Goal: In the data, extract each line that holds the string "title".

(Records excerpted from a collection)
━━━
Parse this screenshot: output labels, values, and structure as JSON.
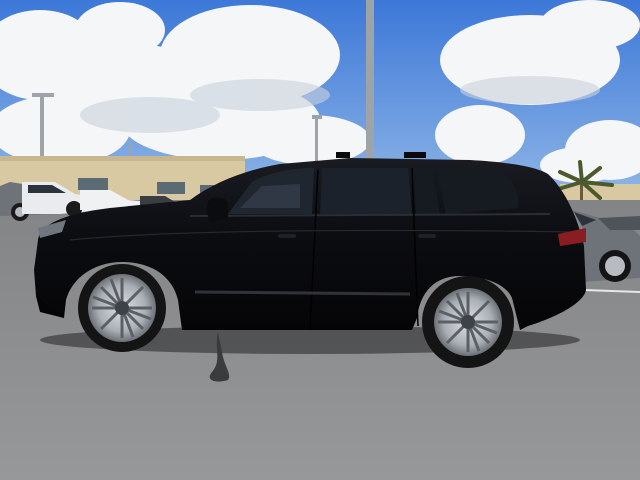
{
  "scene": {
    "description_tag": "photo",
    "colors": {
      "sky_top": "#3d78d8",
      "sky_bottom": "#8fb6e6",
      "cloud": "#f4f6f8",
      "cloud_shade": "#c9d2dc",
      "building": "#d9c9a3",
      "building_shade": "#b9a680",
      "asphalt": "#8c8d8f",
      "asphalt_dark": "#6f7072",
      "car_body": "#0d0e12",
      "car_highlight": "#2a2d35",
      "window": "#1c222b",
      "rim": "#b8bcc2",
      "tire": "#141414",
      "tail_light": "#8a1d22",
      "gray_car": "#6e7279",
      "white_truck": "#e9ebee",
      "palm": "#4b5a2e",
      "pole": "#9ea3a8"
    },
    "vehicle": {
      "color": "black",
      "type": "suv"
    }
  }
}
━━━
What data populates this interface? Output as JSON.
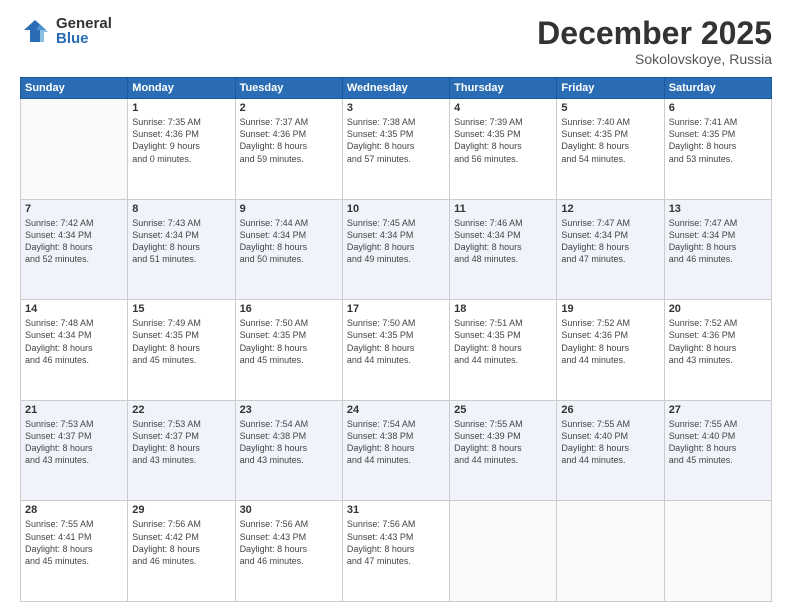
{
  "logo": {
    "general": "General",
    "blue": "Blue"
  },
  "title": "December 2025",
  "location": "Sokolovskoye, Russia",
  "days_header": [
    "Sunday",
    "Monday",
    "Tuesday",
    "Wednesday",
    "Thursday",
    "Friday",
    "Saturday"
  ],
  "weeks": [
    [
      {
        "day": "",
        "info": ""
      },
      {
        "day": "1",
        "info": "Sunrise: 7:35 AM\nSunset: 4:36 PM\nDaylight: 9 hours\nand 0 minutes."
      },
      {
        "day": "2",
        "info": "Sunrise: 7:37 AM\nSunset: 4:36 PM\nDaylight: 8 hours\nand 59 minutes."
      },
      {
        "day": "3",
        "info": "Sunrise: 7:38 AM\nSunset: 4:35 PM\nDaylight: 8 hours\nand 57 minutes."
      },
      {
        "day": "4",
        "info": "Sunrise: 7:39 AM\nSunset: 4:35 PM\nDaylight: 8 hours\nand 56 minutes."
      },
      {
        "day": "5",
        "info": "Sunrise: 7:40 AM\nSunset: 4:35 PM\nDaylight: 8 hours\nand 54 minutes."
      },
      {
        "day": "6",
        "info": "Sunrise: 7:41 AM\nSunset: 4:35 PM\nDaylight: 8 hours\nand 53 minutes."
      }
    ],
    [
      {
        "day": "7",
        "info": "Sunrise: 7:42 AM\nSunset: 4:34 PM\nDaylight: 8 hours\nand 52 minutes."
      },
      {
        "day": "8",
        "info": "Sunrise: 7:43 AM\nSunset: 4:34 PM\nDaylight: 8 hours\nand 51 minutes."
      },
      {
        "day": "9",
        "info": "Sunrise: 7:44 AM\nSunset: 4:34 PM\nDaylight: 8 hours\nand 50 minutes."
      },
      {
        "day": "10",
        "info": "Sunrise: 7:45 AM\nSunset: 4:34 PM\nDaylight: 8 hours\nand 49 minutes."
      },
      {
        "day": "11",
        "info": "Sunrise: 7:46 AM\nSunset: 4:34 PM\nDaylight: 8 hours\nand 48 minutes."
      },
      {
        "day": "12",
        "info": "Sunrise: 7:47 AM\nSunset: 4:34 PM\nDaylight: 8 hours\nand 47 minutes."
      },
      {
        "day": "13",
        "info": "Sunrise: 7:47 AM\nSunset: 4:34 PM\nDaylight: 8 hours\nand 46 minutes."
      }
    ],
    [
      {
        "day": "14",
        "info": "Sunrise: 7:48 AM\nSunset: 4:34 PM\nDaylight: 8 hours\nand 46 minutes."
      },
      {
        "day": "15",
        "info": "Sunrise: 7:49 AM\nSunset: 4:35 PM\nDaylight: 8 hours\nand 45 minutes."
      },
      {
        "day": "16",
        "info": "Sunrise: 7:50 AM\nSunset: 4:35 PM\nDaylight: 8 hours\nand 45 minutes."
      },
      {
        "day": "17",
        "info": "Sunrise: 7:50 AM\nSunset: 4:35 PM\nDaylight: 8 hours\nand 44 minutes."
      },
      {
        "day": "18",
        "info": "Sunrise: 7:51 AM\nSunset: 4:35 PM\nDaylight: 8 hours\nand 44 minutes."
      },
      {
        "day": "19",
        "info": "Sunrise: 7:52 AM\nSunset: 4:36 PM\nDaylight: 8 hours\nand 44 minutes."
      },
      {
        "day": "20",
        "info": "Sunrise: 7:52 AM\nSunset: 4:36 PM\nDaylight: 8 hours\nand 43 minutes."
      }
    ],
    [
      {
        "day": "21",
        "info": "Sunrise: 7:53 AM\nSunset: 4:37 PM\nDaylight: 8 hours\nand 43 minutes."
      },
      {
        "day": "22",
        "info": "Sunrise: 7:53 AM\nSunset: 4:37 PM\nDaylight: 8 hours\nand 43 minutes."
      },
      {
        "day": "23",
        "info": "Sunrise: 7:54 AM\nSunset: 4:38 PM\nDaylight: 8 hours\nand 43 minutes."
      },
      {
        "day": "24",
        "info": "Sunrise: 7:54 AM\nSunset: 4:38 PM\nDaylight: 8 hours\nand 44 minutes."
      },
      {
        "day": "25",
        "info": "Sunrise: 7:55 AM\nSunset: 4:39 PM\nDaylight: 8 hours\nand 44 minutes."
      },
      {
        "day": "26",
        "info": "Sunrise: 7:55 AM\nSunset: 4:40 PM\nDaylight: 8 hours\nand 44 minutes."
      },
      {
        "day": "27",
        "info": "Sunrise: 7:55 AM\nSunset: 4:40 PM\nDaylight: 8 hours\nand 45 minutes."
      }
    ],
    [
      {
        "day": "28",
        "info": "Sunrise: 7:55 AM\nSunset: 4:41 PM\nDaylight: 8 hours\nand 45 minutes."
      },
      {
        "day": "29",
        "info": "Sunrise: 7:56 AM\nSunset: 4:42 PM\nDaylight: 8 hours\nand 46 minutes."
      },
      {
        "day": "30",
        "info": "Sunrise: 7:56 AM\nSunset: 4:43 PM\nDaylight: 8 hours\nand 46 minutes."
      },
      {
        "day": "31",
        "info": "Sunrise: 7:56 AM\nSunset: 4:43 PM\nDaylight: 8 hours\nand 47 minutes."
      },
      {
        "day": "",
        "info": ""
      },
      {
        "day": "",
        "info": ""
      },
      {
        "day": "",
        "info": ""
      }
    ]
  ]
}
━━━
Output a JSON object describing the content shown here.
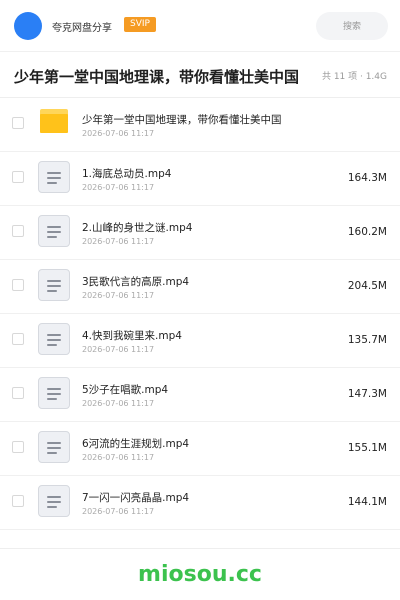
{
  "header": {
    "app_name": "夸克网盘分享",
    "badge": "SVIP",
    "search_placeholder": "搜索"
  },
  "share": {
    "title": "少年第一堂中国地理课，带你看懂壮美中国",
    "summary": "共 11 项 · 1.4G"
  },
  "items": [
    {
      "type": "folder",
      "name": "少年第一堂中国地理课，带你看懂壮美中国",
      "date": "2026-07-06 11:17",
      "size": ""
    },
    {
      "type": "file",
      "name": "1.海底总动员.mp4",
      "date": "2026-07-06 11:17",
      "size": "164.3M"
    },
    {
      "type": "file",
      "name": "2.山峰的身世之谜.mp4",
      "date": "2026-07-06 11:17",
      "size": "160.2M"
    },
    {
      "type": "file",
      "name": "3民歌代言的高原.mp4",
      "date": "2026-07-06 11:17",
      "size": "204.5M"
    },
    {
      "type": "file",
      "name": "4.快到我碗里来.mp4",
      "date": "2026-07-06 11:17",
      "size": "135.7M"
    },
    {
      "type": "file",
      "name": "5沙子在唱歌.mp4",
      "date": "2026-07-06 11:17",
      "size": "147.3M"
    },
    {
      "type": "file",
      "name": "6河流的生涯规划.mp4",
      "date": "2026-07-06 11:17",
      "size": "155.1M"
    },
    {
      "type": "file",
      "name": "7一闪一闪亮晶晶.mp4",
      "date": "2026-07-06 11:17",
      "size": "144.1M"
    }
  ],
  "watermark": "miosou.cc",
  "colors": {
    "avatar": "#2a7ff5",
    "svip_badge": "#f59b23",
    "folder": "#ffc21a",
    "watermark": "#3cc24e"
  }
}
━━━
Final result:
  "title": "December 2025",
    "title": "少年第一堂中国地理课，带你看懂壮美中国",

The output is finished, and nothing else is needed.